(Your instructions) Each line containing the word "will" should be found and copied.

(Rows)
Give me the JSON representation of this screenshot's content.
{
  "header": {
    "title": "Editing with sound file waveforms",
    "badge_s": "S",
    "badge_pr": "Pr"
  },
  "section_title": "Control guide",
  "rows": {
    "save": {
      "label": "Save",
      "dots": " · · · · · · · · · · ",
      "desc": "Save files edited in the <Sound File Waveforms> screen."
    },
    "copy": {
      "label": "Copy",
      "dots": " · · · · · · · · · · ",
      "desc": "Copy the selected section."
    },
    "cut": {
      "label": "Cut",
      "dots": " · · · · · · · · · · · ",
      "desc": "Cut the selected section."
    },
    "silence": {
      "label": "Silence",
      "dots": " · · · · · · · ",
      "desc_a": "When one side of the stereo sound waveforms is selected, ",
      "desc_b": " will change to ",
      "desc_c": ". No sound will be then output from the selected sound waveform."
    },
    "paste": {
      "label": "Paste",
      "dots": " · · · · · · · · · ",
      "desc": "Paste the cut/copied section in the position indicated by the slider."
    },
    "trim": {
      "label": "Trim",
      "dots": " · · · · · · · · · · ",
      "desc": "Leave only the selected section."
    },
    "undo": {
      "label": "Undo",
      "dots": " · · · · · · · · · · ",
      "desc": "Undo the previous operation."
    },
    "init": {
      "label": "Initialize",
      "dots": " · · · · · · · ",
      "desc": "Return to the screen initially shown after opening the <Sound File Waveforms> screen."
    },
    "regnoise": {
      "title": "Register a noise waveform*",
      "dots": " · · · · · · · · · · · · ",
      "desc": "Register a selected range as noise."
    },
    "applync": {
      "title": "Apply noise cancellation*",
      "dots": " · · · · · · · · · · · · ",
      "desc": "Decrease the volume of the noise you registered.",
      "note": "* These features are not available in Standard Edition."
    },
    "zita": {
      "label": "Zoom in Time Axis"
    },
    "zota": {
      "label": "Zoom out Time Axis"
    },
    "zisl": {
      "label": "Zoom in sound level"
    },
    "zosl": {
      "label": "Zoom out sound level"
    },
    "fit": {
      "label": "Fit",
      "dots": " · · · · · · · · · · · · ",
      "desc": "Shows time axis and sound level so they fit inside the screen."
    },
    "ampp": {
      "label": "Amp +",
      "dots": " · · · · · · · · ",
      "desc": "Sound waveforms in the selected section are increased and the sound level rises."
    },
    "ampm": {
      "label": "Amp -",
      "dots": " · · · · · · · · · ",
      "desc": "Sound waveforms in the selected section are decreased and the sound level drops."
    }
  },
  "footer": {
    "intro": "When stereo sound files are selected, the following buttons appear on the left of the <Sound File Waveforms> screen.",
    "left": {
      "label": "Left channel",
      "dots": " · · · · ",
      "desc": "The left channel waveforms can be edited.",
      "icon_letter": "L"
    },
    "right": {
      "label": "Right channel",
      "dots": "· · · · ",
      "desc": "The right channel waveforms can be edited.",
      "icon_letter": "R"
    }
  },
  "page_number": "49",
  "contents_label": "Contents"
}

(Written reply)
      "desc_b": " will change to ",
      "desc_c": ". No sound will be then output from the selected sound waveform."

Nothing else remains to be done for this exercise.